>> Start Extracted material
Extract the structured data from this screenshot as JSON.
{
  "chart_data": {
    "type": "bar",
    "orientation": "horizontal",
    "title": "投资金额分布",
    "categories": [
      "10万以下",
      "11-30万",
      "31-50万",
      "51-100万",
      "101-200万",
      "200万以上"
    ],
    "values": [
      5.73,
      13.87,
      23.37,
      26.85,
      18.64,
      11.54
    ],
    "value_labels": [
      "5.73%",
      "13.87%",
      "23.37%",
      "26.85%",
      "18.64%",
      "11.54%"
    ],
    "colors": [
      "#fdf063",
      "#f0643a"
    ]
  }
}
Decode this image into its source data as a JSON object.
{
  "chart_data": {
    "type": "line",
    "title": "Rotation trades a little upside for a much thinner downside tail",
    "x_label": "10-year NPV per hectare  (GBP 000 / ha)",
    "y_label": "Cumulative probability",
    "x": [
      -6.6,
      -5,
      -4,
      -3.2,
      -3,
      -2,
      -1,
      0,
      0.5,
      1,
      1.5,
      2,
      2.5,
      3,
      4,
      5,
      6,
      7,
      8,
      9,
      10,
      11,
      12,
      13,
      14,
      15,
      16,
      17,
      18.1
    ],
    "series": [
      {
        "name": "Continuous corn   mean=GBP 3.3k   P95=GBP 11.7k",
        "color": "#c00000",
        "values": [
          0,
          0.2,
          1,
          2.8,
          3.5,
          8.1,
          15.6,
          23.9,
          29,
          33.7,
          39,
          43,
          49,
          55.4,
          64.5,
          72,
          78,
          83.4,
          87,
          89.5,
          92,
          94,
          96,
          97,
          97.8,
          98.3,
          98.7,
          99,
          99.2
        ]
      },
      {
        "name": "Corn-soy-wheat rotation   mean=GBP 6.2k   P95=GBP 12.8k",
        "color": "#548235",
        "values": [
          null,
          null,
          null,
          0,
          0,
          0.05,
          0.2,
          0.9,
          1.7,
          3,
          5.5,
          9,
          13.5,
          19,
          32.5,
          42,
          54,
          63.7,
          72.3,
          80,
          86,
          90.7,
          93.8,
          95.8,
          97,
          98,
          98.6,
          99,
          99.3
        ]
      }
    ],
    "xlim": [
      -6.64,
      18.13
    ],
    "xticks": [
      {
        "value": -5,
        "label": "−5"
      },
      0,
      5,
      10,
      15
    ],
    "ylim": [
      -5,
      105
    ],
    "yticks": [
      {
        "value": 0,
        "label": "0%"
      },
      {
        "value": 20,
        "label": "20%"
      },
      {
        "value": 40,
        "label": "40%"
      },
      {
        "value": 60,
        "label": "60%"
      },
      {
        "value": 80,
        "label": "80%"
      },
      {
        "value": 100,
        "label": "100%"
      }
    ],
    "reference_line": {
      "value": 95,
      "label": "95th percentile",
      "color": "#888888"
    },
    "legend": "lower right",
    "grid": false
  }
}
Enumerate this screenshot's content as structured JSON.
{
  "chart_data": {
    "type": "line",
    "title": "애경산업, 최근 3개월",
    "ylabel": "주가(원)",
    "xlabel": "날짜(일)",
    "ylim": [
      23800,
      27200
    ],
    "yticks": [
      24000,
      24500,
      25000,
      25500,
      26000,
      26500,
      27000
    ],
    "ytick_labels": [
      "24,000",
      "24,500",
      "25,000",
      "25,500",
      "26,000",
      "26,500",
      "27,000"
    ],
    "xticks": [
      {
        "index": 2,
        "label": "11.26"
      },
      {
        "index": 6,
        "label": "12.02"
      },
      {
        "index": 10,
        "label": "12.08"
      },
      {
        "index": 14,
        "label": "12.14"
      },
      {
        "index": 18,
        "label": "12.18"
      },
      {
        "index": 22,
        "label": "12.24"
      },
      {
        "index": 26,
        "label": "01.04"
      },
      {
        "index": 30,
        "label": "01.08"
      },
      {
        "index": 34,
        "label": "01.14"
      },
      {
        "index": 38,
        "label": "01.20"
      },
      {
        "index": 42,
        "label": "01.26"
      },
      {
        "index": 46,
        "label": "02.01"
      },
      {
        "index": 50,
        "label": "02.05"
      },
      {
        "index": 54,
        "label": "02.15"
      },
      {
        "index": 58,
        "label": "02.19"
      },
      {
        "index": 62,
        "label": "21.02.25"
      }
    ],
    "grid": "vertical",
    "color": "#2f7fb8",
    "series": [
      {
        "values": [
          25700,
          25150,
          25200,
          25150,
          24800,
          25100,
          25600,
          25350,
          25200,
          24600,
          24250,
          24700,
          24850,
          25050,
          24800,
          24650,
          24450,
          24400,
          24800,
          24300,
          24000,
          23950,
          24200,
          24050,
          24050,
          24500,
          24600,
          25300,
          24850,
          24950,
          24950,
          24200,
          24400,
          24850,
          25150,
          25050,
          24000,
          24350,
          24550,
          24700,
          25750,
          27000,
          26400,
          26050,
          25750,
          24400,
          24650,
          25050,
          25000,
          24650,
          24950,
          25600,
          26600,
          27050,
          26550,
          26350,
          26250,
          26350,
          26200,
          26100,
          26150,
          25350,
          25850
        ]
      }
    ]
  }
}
>> End Extracted material
Aim >>
Send back each record exactly as it stands.

Reply to the task >>
Extract the structured data from this screenshot as JSON.
{
  "chart_data": {
    "type": "bar",
    "orientation": "horizontal",
    "title": "投资金额分布",
    "categories": [
      "10万以下",
      "11-30万",
      "31-50万",
      "51-100万",
      "101-200万",
      "200万以上"
    ],
    "values": [
      5.73,
      13.87,
      23.37,
      26.85,
      18.64,
      11.54
    ],
    "value_labels": [
      "5.73%",
      "13.87%",
      "23.37%",
      "26.85%",
      "18.64%",
      "11.54%"
    ],
    "colors": [
      "#fdf063",
      "#f0643a"
    ]
  }
}
Decode this image into its source data as a JSON object.
{
  "chart_data": {
    "type": "line",
    "title": "Rotation trades a little upside for a much thinner downside tail",
    "x_label": "10-year NPV per hectare  (GBP 000 / ha)",
    "y_label": "Cumulative probability",
    "x": [
      -6.6,
      -5,
      -4,
      -3.2,
      -3,
      -2,
      -1,
      0,
      0.5,
      1,
      1.5,
      2,
      2.5,
      3,
      4,
      5,
      6,
      7,
      8,
      9,
      10,
      11,
      12,
      13,
      14,
      15,
      16,
      17,
      18.1
    ],
    "series": [
      {
        "name": "Continuous corn   mean=GBP 3.3k   P95=GBP 11.7k",
        "color": "#c00000",
        "values": [
          0,
          0.2,
          1,
          2.8,
          3.5,
          8.1,
          15.6,
          23.9,
          29,
          33.7,
          39,
          43,
          49,
          55.4,
          64.5,
          72,
          78,
          83.4,
          87,
          89.5,
          92,
          94,
          96,
          97,
          97.8,
          98.3,
          98.7,
          99,
          99.2
        ]
      },
      {
        "name": "Corn-soy-wheat rotation   mean=GBP 6.2k   P95=GBP 12.8k",
        "color": "#548235",
        "values": [
          null,
          null,
          null,
          0,
          0,
          0.05,
          0.2,
          0.9,
          1.7,
          3,
          5.5,
          9,
          13.5,
          19,
          32.5,
          42,
          54,
          63.7,
          72.3,
          80,
          86,
          90.7,
          93.8,
          95.8,
          97,
          98,
          98.6,
          99,
          99.3
        ]
      }
    ],
    "xlim": [
      -6.64,
      18.13
    ],
    "xticks": [
      {
        "value": -5,
        "label": "−5"
      },
      0,
      5,
      10,
      15
    ],
    "ylim": [
      -5,
      105
    ],
    "yticks": [
      {
        "value": 0,
        "label": "0%"
      },
      {
        "value": 20,
        "label": "20%"
      },
      {
        "value": 40,
        "label": "40%"
      },
      {
        "value": 60,
        "label": "60%"
      },
      {
        "value": 80,
        "label": "80%"
      },
      {
        "value": 100,
        "label": "100%"
      }
    ],
    "reference_line": {
      "value": 95,
      "label": "95th percentile",
      "color": "#888888"
    },
    "legend": "lower right",
    "grid": false
  }
}
Enumerate this screenshot's content as structured JSON.
{
  "chart_data": {
    "type": "line",
    "title": "애경산업, 최근 3개월",
    "ylabel": "주가(원)",
    "xlabel": "날짜(일)",
    "ylim": [
      23800,
      27200
    ],
    "yticks": [
      24000,
      24500,
      25000,
      25500,
      26000,
      26500,
      27000
    ],
    "ytick_labels": [
      "24,000",
      "24,500",
      "25,000",
      "25,500",
      "26,000",
      "26,500",
      "27,000"
    ],
    "xticks": [
      {
        "index": 2,
        "label": "11.26"
      },
      {
        "index": 6,
        "label": "12.02"
      },
      {
        "index": 10,
        "label": "12.08"
      },
      {
        "index": 14,
        "label": "12.14"
      },
      {
        "index": 18,
        "label": "12.18"
      },
      {
        "index": 22,
        "label": "12.24"
      },
      {
        "index": 26,
        "label": "01.04"
      },
      {
        "index": 30,
        "label": "01.08"
      },
      {
        "index": 34,
        "label": "01.14"
      },
      {
        "index": 38,
        "label": "01.20"
      },
      {
        "index": 42,
        "label": "01.26"
      },
      {
        "index": 46,
        "label": "02.01"
      },
      {
        "index": 50,
        "label": "02.05"
      },
      {
        "index": 54,
        "label": "02.15"
      },
      {
        "index": 58,
        "label": "02.19"
      },
      {
        "index": 62,
        "label": "21.02.25"
      }
    ],
    "grid": "vertical",
    "color": "#2f7fb8",
    "series": [
      {
        "values": [
          25700,
          25150,
          25200,
          25150,
          24800,
          25100,
          25600,
          25350,
          25200,
          24600,
          24250,
          24700,
          24850,
          25050,
          24800,
          24650,
          24450,
          24400,
          24800,
          24300,
          24000,
          23950,
          24200,
          24050,
          24050,
          24500,
          24600,
          25300,
          24850,
          24950,
          24950,
          24200,
          24400,
          24850,
          25150,
          25050,
          24000,
          24350,
          24550,
          24700,
          25750,
          27000,
          26400,
          26050,
          25750,
          24400,
          24650,
          25050,
          25000,
          24650,
          24950,
          25600,
          26600,
          27050,
          26550,
          26350,
          26250,
          26350,
          26200,
          26100,
          26150,
          25350,
          25850
        ]
      }
    ]
  }
}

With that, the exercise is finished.